* TEXTE FOURNI *
********************

Pour réadapter les dauphins détenus en captivité et pour les relâcher dans la nature, il existe des règles générales à respecter, mais il n’existe pas de manuel complet ni de recette détaillée. Il ne saurait en exister, car chaque dauphin est unique et pour chaque dauphin, il faut procéder différemment.
Les dauphins ne se comportent pas tous de la même manière lorsqu’ils sont en captivité. Certains ont subi davantage de mauvais traitements que d’autres. J’ai travaillé avec des dauphins qui, une fois relâchés dans l’océan, se rappelaient très vite qui ils étaient et comment ils vivaient avant leur capture. D’autres avaient besoin de plus d’aide et de plus de temps pour se réadapter. Aussi, le plus important dans mon travail, c’est d’avoir de la patience. Tout ce que je dois faire est de m’installer tranquillement et d’observer les dauphins en gardant les idées claires et l’esprit ouvert, pour qu’ils puissent me montrer quelle est la meilleure manière de les aider à retrouver leur identité de promeneurs sauvages et libres en quête de nourriture.
Sachant que chaque dauphin est différent des autres de mille manières, réintroduire un dauphin dans son habitat naturel relève plus de l’art que de la science.
Aperçu
Depuis vingt ans, j’ai réadapté et relâché une petite trentaine de dauphins.
Je ne dirai pas que l’on peut rendre tous les dauphins capturés à leur habitat naturel, mais il est toujours possible de réadapter un dauphin à un environnement plus naturel, une lagune par exemple. Le dauphin peut ainsi retrouver les rythmes naturels de la mer, les vagues, les courants et les poissons vivants. Tous ces facteurs jouent un rôle thérapeutique et participent à la qualité de vie du dauphin. La remise en phase du dauphin avec son environnement marin naturel est un élément essentiel du processus de réadaptation, et son relâchement devient alors possible en fonction de plusieurs facteurs :
- Sa capacité d’utiliser son sonar
- La manière dont il se montre capable d’attraper des poissons vivants
- Ses capacités de défense contre les prédateurs
Parmi les dauphins capturés dans « la nature », comme nous disons, un certain nombre peuvent y être relâchés. Pas tous, cependant. Certains sont trop imprégnés de l’influence humaine et ont oublié ou ont perdu les aptitudes nécessaires à leur survie dans ce qui fut autrefois leur habitat. C’est l’habitat qui détermine le comportement. La captivité a détruit quelque chose qui était vital pour leur existence, une chose que nous appellerions « l’esprit » s’ils étaient des humains. Pour eux, il est trop tard.

********************

(Données de position des éléments)
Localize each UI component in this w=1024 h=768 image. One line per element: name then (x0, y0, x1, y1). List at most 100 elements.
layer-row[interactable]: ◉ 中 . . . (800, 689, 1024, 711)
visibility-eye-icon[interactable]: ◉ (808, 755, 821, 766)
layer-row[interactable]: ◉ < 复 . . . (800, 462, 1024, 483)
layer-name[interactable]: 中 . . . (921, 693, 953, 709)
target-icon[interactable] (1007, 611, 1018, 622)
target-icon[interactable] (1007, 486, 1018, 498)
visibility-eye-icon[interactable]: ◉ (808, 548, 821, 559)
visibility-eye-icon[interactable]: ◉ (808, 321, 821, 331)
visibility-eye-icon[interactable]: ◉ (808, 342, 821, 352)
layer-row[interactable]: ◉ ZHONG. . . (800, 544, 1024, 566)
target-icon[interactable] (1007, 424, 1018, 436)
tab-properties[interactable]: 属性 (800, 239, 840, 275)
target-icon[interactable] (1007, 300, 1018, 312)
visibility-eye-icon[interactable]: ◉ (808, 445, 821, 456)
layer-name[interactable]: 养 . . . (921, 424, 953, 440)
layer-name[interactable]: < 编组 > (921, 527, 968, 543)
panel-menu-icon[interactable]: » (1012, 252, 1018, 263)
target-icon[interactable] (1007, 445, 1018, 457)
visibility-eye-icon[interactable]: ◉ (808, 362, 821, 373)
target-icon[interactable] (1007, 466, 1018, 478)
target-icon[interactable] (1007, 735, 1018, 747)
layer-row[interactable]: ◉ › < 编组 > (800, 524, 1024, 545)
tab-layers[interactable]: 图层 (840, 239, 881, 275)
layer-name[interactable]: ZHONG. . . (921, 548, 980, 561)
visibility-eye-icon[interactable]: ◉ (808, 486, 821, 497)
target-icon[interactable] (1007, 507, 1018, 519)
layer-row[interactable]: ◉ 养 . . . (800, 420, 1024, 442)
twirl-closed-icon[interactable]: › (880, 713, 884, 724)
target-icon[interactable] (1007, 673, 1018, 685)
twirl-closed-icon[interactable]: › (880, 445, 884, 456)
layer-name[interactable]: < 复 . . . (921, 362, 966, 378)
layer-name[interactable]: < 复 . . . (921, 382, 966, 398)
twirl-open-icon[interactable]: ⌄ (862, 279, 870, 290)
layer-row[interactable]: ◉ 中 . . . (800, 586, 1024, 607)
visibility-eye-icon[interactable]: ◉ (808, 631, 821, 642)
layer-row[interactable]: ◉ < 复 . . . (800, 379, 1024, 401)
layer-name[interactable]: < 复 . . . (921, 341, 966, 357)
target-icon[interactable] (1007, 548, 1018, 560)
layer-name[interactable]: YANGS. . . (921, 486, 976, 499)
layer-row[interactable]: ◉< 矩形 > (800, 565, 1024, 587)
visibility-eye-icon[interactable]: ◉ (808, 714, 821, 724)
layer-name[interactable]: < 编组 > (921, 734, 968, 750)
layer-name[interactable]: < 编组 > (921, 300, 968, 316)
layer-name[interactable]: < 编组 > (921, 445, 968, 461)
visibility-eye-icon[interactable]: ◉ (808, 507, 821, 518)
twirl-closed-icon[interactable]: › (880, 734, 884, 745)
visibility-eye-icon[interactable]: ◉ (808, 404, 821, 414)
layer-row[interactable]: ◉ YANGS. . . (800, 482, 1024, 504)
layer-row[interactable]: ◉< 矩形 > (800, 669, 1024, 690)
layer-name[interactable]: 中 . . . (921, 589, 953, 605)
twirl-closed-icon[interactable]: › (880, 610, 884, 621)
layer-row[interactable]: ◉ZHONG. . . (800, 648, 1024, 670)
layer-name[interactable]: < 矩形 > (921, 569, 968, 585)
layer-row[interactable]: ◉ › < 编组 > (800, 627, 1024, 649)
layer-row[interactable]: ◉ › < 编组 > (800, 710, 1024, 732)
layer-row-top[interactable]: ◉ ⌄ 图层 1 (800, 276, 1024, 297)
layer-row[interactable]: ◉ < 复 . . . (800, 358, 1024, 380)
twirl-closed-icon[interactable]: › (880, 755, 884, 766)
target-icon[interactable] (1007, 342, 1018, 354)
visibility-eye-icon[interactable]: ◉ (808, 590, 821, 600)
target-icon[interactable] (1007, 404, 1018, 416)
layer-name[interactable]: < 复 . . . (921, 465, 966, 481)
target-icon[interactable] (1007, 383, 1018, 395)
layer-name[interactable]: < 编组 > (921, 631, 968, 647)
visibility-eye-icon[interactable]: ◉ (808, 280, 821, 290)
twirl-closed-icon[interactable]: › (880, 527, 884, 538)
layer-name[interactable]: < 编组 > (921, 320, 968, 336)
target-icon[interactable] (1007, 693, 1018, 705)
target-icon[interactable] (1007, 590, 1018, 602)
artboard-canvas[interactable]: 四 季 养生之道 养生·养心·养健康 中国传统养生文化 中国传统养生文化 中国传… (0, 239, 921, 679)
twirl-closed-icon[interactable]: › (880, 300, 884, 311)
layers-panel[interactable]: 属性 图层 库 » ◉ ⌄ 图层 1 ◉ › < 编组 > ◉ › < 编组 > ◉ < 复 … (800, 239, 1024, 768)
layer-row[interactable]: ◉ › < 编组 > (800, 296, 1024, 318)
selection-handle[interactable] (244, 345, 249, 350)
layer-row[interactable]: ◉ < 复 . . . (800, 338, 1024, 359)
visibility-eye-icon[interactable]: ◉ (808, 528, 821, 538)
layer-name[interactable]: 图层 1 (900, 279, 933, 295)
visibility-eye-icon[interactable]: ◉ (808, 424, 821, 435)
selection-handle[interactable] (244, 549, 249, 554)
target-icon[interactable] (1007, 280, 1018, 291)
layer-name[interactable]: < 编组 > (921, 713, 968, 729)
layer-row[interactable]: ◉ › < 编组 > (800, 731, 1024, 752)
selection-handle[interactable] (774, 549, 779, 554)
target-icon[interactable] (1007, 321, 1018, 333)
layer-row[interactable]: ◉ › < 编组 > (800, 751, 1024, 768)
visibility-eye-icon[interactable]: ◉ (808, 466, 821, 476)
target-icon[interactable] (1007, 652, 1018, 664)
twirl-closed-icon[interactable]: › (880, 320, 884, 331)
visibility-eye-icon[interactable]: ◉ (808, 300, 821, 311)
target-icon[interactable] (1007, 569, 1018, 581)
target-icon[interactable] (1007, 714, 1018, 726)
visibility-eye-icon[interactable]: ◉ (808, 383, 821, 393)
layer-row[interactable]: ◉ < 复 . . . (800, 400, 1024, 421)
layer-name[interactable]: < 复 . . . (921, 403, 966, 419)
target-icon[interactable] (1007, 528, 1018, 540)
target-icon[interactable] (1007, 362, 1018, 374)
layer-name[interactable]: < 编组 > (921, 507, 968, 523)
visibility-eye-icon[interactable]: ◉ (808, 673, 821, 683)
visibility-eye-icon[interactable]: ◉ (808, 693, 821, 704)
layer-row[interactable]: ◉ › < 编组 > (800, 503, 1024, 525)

********************

Poursuivez le texte sur la remise en liberté des dauphins captifs, à la suite de sa dernière phrase. Le matériel ci-dessus ne sert à rien ici.

Ainsi, par exemple, il y a quelques années, j’ai eu l’occasion d’étudier à Nassau, aux Bahamas, le cas d’un dauphin qui était resté longtemps en captivité et qui était à présent devenu complètement fou. On l’appelait « Big Boy ». Il passait le plus clair de son temps à donner des coups de tête contre la porte en bois qui donnait accès à son enclos marin. D’un côté de cette porte, c’était l’endroit où il était protégé, admiré et observé avec fascination, parfois par des centaines de personnes. Là, il avait toute la nourriture qu’il voulait et il était à l’évidence le maître de son petit monde. De l’autre côté, c’était l’océan, son habitat naturel. Et un jour, en le regardant se cogner la tête contre la porte, je me suis demandé s’il serait jamais possible de le réadapter à la vie sauvage.
Qu’arriverait-il si nous le laissions tout simplement s’en aller ?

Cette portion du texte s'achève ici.